#### Data records

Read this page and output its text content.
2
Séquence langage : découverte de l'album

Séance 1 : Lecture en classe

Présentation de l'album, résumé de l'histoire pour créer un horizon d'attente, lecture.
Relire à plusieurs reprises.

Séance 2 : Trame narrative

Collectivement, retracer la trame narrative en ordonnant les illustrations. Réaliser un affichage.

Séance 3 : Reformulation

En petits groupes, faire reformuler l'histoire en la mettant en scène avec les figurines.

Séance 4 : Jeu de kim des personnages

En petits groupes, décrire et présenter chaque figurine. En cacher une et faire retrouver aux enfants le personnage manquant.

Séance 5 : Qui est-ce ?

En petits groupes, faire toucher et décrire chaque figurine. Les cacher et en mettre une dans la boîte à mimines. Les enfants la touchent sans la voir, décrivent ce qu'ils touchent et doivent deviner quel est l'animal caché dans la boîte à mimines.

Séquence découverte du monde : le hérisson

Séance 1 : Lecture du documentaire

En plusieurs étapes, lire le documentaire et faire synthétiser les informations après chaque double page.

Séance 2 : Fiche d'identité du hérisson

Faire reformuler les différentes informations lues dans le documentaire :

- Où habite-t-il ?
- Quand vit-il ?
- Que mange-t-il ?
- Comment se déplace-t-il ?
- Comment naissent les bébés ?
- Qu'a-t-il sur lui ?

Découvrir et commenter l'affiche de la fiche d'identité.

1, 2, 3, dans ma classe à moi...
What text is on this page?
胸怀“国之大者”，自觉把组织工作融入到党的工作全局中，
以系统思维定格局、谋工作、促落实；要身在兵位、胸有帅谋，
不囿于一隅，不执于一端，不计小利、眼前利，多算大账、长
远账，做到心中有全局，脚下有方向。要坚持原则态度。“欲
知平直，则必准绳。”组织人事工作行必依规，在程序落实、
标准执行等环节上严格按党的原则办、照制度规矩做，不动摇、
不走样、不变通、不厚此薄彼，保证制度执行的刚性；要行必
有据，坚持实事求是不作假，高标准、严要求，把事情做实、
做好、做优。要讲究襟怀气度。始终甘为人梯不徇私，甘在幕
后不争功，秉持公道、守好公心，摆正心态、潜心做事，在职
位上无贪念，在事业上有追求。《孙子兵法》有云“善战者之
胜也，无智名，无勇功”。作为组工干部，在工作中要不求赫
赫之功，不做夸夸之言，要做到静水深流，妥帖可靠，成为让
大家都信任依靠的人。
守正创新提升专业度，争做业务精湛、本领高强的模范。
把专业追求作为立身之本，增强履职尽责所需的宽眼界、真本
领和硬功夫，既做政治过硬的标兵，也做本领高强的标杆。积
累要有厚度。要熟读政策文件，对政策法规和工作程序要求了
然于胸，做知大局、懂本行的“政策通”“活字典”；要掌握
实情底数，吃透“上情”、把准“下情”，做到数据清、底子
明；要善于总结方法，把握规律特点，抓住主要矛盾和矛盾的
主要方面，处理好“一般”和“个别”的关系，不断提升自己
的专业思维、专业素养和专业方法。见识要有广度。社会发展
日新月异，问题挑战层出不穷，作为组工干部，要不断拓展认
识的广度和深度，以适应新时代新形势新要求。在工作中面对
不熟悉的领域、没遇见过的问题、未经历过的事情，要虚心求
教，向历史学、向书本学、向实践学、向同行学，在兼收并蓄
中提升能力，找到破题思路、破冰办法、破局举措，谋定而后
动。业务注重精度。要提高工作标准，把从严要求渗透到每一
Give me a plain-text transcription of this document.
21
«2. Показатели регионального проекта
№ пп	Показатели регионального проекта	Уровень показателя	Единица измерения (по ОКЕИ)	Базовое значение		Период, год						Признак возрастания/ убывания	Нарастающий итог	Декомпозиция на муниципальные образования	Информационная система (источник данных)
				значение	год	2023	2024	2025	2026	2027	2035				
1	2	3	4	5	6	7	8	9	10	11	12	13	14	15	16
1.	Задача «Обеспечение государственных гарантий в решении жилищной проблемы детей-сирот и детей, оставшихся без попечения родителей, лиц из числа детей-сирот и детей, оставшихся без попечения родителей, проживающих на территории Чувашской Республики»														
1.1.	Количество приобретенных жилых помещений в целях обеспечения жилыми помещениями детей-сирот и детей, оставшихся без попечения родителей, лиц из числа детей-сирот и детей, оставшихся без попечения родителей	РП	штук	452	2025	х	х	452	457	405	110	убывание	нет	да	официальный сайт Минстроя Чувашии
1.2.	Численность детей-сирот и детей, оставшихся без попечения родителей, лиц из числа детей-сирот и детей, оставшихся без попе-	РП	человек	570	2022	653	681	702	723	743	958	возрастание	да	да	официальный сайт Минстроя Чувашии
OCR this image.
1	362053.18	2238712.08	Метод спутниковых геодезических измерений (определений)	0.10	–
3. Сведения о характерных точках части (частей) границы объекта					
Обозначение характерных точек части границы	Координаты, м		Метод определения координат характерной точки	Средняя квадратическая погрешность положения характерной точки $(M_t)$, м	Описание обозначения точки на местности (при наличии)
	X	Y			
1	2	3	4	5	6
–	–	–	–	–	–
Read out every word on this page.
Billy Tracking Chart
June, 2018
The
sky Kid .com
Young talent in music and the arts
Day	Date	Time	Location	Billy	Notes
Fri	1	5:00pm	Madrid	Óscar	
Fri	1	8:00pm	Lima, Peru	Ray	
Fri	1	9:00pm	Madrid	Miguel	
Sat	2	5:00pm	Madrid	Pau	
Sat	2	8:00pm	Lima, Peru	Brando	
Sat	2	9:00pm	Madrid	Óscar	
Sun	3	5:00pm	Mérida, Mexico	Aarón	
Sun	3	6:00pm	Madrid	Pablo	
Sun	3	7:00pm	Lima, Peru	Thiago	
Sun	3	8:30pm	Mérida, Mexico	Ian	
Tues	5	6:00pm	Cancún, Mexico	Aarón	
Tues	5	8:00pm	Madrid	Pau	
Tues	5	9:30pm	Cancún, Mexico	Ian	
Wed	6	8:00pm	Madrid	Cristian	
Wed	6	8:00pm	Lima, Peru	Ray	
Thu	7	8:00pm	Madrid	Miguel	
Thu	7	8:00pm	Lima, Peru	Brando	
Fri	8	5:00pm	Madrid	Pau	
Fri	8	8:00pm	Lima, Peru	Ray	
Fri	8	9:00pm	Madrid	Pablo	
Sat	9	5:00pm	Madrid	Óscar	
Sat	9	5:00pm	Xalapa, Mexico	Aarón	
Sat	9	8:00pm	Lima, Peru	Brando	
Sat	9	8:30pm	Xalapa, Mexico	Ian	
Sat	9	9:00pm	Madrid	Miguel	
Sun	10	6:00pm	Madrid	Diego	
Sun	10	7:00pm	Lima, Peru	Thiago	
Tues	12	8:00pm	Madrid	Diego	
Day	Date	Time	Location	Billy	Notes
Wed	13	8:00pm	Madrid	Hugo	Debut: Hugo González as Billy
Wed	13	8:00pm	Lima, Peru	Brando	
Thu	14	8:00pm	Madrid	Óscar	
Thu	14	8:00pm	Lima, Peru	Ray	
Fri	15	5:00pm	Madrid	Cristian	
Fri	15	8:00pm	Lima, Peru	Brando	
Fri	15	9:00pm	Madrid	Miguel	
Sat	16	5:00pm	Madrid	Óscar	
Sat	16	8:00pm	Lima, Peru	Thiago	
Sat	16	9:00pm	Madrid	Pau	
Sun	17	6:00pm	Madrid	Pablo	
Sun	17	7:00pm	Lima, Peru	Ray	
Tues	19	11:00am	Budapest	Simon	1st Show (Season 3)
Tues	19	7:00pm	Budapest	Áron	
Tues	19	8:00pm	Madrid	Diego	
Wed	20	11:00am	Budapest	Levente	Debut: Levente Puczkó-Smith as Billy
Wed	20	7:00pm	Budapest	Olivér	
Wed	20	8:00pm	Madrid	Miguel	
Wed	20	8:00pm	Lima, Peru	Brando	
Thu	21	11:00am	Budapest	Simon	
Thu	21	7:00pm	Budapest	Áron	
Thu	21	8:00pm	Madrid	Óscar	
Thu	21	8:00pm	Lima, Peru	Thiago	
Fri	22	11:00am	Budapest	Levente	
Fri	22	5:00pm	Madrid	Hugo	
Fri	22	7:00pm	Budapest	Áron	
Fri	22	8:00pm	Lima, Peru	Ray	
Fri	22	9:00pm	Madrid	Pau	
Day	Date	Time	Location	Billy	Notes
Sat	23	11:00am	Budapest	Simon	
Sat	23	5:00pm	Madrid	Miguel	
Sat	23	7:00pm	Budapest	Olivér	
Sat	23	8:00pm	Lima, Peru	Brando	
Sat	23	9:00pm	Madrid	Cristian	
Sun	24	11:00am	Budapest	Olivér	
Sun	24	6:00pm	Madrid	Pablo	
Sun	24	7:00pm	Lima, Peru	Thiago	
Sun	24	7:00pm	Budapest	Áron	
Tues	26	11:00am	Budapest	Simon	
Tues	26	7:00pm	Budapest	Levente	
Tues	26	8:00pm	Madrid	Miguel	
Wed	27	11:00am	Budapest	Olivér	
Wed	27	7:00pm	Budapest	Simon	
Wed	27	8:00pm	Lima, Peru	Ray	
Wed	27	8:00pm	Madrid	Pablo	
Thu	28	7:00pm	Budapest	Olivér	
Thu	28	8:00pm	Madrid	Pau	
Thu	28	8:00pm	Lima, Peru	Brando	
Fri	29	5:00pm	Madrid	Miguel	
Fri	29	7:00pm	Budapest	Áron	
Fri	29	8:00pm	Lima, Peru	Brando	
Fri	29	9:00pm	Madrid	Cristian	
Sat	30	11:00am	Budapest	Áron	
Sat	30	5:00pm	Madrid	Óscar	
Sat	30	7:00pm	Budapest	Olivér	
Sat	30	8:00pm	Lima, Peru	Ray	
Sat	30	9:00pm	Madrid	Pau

#### Your goal
Check each line of the records for "enfants" and copy the ones that contain it.

#### The solution
En petits groupes, décrire et présenter chaque figurine. En cacher une et faire retrouver aux enfants le personnage manquant.
En petits groupes, faire toucher et décrire chaque figurine. Les cacher et en mettre une dans la boîte à mimines. Les enfants la touchent sans la voir, décrivent ce qu'ils touchent et doivent deviner quel est l'animal caché dans la boîte à mimines.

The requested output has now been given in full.